ENTRIES:
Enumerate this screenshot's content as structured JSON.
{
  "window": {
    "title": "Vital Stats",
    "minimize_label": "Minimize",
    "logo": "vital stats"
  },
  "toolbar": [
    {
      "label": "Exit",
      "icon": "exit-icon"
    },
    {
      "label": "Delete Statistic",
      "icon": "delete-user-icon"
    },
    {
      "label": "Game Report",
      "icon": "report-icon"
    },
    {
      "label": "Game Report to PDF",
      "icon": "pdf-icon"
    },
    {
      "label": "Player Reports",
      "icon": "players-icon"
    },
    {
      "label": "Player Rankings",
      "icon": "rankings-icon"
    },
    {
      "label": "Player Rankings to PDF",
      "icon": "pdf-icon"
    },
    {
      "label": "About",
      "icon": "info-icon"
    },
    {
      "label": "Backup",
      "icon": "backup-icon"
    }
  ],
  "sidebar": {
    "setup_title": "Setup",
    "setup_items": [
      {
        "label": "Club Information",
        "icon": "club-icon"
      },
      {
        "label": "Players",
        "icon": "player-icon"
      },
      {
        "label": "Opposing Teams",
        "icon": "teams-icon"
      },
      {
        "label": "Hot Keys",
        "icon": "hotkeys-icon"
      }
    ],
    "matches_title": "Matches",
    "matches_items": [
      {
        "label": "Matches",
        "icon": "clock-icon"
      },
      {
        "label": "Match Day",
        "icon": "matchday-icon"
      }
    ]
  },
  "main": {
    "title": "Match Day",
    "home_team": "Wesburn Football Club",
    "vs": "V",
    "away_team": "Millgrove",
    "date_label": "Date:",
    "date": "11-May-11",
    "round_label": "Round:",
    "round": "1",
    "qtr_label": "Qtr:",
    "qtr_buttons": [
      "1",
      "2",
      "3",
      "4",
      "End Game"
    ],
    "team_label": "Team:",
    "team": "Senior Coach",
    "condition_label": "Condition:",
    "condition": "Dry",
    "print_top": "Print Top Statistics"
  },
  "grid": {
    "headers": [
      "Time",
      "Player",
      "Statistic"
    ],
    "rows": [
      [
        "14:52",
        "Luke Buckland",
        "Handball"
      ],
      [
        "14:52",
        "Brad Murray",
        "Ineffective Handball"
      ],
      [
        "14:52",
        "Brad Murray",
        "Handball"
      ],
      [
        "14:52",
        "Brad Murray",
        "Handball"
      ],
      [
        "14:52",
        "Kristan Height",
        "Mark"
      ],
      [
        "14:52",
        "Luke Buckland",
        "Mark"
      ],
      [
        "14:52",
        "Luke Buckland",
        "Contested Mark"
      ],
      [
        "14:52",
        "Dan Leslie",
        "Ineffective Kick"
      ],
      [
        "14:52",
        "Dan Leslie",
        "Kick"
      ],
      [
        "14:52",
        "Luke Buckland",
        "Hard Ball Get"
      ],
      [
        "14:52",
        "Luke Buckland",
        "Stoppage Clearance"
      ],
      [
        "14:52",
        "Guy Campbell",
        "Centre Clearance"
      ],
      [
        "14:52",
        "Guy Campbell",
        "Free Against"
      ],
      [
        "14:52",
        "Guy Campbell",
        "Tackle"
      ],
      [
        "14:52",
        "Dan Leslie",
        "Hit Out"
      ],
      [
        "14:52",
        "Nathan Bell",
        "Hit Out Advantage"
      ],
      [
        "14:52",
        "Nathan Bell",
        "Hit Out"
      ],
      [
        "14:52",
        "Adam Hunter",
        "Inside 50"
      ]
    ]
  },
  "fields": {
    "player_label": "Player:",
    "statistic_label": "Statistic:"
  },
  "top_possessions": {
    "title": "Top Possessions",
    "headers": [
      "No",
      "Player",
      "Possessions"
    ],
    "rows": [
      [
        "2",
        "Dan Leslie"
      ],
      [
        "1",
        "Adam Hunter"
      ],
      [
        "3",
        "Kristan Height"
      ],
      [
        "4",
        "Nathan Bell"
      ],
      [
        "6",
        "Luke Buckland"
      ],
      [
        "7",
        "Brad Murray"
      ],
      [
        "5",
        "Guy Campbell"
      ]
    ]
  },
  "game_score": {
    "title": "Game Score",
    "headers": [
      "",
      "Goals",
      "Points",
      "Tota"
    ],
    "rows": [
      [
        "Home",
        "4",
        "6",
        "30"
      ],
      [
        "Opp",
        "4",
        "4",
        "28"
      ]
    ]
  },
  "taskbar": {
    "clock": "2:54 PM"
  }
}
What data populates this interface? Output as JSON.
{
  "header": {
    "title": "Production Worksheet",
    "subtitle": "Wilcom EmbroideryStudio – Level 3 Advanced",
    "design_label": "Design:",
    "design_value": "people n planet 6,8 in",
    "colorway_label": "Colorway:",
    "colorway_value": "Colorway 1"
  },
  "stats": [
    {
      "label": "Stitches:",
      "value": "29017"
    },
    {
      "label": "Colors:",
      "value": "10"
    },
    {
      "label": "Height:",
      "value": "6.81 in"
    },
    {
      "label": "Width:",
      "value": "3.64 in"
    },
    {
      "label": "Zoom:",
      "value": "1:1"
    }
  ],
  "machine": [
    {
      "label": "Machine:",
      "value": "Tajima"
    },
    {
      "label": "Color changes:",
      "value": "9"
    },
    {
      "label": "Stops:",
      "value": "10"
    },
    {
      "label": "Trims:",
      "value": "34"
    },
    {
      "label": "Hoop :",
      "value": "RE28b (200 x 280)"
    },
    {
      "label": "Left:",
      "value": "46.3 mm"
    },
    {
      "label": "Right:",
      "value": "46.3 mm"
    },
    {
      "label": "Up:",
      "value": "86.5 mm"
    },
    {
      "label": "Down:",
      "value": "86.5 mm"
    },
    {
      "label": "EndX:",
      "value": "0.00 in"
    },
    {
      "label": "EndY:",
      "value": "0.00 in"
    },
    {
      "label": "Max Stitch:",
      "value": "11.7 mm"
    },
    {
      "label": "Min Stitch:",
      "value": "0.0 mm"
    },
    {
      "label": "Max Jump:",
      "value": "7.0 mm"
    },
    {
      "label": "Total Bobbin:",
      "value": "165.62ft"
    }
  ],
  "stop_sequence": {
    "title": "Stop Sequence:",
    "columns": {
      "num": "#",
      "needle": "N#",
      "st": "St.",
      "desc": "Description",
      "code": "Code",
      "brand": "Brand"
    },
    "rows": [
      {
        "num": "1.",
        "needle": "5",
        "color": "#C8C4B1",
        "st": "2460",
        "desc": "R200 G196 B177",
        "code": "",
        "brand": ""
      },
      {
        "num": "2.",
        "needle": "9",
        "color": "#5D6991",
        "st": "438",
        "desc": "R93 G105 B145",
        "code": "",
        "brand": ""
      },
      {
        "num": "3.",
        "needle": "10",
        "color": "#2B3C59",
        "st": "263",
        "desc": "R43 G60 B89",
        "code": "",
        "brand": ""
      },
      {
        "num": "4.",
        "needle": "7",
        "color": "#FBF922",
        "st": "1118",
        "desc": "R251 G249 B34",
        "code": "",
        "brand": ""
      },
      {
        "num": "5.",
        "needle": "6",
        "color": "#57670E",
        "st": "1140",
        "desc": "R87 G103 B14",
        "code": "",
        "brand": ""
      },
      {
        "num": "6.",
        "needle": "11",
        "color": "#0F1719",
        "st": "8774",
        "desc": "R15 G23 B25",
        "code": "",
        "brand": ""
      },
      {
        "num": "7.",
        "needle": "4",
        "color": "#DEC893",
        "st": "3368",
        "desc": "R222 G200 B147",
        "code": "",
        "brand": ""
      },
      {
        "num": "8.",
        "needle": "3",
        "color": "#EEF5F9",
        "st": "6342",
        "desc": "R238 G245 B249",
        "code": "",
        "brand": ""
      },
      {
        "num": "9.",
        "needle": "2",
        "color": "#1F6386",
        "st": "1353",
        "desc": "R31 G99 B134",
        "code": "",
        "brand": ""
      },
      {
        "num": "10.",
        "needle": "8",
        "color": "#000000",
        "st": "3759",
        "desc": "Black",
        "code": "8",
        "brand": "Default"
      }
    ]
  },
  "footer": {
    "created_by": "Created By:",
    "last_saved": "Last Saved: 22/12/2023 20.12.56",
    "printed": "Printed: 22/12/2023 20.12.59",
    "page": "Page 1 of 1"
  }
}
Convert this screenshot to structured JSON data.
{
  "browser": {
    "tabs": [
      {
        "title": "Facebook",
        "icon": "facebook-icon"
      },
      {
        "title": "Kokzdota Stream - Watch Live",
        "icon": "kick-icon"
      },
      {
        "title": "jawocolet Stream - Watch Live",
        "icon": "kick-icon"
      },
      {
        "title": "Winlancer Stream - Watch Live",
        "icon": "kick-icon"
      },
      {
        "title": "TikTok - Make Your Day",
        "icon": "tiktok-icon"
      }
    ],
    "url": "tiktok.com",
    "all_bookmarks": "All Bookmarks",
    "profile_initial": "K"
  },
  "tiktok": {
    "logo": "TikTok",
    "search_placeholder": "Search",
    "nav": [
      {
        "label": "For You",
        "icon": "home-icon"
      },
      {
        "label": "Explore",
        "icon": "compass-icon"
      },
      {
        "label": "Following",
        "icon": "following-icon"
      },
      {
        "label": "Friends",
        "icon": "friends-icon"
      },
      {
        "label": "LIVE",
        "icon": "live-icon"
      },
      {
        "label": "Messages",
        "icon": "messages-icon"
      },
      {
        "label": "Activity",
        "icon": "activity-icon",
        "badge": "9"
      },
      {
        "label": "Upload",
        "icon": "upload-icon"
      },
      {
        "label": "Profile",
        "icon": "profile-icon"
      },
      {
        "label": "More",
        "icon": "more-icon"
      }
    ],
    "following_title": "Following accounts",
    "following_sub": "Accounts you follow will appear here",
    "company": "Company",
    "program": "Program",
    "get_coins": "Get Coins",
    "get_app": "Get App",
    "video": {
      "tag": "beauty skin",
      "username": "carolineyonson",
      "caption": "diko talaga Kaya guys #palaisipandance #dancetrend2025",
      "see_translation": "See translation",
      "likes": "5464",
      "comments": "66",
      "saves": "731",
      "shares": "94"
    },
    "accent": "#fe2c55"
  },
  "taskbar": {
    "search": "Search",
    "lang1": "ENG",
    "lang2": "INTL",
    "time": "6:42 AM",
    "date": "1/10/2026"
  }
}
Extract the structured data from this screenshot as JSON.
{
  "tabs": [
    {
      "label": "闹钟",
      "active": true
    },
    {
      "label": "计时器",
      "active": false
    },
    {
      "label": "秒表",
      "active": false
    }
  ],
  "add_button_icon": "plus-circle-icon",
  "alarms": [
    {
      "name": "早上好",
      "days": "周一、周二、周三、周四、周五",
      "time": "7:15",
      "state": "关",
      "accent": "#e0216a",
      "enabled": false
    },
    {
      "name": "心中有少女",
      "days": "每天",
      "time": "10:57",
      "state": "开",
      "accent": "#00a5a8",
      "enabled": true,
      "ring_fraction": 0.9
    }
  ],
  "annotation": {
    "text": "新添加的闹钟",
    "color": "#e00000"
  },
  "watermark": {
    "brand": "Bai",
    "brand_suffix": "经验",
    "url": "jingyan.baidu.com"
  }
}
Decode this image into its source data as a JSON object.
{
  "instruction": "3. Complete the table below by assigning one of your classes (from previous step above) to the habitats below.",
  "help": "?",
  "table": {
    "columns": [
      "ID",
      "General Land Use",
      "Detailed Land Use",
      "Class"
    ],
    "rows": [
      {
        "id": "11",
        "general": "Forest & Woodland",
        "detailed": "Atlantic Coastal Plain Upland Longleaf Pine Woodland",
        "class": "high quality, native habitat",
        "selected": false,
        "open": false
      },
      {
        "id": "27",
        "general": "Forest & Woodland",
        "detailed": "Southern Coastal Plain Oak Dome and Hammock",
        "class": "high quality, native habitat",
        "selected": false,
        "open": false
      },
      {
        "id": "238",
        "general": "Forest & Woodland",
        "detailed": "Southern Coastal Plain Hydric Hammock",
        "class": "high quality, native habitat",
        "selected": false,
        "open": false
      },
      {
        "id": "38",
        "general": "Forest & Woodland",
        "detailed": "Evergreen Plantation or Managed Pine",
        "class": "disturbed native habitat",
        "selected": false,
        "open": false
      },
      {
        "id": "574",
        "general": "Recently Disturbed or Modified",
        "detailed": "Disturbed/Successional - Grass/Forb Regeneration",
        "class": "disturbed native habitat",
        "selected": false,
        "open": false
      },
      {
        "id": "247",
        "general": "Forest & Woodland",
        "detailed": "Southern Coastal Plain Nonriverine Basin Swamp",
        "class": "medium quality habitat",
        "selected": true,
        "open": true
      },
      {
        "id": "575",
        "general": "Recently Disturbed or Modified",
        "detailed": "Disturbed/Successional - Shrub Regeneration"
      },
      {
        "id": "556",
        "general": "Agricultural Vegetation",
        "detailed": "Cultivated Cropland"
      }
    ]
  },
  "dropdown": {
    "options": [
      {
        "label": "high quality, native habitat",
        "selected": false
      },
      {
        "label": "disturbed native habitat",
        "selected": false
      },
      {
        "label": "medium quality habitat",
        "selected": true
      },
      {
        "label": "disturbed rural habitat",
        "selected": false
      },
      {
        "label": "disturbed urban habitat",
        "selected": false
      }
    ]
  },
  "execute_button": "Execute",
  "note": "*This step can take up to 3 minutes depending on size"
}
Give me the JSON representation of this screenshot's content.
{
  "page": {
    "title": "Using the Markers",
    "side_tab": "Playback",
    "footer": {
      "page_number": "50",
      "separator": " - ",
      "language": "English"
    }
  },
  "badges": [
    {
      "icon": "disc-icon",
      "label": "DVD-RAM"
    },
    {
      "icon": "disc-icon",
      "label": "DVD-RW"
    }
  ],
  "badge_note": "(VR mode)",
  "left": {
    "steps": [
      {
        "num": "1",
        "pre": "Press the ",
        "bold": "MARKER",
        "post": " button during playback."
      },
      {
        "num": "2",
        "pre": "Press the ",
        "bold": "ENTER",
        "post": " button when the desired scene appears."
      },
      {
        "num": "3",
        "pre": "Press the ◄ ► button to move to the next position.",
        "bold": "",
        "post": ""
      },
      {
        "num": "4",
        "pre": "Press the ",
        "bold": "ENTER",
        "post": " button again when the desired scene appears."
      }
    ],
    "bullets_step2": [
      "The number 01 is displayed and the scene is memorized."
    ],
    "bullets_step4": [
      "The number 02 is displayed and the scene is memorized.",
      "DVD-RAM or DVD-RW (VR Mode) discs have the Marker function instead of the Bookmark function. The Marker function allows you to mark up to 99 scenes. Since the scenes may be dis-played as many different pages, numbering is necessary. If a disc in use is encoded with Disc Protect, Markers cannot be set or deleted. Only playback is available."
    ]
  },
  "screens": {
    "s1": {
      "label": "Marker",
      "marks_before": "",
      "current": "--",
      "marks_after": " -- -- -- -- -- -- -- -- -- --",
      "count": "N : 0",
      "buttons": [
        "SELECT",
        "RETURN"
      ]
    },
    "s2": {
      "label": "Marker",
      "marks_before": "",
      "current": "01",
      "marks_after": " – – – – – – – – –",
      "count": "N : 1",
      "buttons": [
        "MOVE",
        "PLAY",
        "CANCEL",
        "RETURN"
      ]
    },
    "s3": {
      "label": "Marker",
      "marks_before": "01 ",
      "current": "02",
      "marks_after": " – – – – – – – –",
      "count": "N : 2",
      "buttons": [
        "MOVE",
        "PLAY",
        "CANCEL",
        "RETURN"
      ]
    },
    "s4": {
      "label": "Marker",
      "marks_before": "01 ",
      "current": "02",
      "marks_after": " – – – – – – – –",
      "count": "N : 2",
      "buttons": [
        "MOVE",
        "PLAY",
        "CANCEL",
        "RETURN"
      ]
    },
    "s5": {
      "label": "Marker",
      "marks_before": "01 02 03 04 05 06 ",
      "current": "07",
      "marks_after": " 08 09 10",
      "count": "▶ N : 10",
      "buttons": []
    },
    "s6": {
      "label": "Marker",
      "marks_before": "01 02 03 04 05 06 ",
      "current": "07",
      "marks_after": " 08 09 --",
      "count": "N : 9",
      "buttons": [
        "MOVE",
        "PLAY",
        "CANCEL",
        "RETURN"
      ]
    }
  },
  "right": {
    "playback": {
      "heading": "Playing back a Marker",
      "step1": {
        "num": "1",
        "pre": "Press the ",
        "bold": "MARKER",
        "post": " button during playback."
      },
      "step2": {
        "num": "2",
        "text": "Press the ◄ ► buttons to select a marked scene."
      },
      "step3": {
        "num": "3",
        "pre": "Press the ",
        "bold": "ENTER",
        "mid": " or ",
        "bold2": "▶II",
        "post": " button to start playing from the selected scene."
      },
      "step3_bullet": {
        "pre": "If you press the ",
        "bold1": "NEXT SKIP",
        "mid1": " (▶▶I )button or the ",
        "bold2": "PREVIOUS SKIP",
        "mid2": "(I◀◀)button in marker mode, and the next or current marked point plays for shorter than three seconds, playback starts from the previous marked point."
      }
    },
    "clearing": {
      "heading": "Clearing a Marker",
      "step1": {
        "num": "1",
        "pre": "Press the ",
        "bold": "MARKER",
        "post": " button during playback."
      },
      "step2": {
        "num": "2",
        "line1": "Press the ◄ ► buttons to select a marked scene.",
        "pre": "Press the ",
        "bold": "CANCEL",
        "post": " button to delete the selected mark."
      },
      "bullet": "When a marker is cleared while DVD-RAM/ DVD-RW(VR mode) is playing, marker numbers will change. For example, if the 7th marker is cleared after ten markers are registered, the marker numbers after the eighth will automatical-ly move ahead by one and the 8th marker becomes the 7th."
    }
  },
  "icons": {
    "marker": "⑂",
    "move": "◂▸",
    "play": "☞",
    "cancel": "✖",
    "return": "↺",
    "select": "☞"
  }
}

WHAT YOU ARE ASKED TO DO: Scan the lines for the string "Coastal". Pick out every line that has it.

ANSWER IN FULL:
        "detailed": "Atlantic Coastal Plain Upland Longleaf Pine Woodland",
        "detailed": "Southern Coastal Plain Oak Dome and Hammock",
        "detailed": "Southern Coastal Plain Hydric Hammock",
        "detailed": "Southern Coastal Plain Nonriverine Basin Swamp",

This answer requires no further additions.